**QUOTED PASSAGE:**
|---|

Today we finish our AlexProtector unpacker. We started creating it last week with file format analysis. We initially intended to create a dynamic unpacker for this protection, but since it is just as "easy" to create a static one, we went for that option. We are a day late with our blog as a result, and we are glad we are, since we noticed some bugs in the Importer module that we have since resolved. But we did more then just bug fixing - we made some tweaks to the existing functions, improving import elimination protection support.

Since we already did the analysis, let's go straight to coding an unpacker and describe everything that needs to be done to complete it. We'll start by reserving enough space for the section data that needs to be decompressed. This can be a complex task if we try to manually re-size the file and move all data to the appropriate locations. However TitanEngine comes with two functions which can do the hard work for us, even though they are not meant to do this exact task.

|---|

**TASK DETAILS:**
Answer these questions from the passage on the AlexProtector unpacker:
(a) What type of unpacker did the authors initially intend to create?
(b) In which module did they notice bugs?
(c) Which tool comes with two functions that can do the hard work of reserving space for the section data?

**Collected data entries:**
|---|

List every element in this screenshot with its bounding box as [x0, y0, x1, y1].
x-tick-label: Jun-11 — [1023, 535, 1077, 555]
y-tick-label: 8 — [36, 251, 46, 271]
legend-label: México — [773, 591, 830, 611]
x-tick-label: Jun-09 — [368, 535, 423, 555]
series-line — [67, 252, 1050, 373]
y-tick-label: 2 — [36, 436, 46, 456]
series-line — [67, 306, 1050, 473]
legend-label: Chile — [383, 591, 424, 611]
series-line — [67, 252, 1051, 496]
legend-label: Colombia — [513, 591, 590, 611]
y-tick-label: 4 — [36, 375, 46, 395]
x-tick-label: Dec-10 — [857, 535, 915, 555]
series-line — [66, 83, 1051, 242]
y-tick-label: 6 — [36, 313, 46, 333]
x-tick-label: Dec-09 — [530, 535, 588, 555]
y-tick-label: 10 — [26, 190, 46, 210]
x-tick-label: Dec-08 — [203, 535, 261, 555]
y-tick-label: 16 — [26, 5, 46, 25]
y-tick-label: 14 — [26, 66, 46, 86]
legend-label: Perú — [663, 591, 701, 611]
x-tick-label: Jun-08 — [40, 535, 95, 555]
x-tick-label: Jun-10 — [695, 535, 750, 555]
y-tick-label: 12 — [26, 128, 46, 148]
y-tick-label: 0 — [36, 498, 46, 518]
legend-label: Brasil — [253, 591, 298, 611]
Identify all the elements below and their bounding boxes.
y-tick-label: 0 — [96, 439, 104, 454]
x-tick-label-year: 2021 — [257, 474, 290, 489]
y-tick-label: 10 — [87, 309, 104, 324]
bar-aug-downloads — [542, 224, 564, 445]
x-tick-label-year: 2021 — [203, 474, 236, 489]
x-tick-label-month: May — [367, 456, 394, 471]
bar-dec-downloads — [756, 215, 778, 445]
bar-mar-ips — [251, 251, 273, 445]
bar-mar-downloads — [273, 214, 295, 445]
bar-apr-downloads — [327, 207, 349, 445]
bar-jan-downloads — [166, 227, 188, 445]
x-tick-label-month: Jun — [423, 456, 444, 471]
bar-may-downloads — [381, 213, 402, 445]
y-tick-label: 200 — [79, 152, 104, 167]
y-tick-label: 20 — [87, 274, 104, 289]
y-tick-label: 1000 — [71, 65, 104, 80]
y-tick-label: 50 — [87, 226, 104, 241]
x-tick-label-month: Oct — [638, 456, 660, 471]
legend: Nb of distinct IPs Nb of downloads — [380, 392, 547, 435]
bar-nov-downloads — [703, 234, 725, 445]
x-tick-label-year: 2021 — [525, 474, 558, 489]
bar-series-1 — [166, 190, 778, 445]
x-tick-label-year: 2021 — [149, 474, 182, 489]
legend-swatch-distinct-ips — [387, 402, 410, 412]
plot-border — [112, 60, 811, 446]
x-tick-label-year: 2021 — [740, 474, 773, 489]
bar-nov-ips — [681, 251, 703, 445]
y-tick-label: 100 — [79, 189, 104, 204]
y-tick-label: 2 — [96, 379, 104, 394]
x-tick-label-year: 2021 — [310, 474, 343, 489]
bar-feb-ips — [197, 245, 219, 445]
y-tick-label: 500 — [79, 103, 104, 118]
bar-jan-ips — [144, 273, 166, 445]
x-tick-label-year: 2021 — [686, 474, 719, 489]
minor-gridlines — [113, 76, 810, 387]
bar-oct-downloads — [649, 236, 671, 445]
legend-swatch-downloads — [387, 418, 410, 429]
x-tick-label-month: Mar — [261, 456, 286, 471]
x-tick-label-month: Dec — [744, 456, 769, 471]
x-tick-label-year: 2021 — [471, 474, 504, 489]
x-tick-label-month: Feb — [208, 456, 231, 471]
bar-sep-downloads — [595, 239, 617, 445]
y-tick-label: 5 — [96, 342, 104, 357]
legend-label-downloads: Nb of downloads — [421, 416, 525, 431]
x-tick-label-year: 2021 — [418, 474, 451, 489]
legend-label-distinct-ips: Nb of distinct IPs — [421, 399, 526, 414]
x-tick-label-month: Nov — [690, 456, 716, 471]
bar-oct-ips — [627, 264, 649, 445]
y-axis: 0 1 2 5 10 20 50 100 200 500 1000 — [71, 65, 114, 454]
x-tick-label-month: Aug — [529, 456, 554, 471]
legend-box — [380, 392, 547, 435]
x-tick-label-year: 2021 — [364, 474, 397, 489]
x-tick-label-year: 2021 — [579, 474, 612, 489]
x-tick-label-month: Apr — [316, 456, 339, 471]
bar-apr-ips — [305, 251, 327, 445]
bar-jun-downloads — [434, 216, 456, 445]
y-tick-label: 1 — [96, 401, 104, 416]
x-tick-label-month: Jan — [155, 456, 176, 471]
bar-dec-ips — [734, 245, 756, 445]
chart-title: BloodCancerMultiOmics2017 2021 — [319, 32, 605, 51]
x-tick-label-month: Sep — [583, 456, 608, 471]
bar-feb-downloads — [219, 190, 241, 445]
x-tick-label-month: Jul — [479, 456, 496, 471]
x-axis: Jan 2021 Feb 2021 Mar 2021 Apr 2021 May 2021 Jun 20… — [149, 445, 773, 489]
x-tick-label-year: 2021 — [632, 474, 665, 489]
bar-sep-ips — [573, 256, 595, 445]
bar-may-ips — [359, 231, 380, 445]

|---|

**RIGHT ANSWER:**
(a) A dynamic unpacker.
(b) The Importer module.
(c) TitanEngine.